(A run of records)
begin

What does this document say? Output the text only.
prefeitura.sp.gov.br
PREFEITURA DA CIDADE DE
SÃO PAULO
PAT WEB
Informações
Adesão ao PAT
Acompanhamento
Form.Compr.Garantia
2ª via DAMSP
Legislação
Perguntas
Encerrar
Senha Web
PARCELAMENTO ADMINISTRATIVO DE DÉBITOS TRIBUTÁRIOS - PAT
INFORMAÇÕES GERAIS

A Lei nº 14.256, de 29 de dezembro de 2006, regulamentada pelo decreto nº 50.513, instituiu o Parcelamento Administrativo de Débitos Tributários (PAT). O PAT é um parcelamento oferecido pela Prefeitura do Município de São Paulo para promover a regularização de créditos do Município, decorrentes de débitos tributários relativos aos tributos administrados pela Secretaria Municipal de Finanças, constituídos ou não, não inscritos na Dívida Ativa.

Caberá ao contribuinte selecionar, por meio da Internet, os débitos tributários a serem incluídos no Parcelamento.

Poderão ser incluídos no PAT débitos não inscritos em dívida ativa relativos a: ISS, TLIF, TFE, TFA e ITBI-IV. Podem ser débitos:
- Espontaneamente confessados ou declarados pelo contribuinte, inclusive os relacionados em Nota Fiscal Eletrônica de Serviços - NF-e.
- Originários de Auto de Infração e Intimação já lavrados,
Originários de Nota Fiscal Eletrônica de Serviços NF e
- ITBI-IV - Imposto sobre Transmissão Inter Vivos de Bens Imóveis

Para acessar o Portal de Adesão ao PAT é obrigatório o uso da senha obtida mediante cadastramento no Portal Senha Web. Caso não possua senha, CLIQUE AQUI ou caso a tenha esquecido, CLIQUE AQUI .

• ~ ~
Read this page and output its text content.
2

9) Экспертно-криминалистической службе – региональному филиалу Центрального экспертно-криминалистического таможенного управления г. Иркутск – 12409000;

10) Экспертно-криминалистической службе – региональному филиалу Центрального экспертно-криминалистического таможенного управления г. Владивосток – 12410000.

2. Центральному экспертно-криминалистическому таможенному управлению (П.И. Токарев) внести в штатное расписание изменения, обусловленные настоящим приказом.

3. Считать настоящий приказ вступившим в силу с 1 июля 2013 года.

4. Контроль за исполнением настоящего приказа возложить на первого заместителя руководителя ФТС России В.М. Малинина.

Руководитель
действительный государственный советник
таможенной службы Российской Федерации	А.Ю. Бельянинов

end

* [JOB]: Write out every line from the entries where "Originários" appears.

* [EXERCISE SOLUTION]:
- Originários de Auto de Infração e Intimação já lavrados,
Originários de Nota Fiscal Eletrônica de Serviços NF e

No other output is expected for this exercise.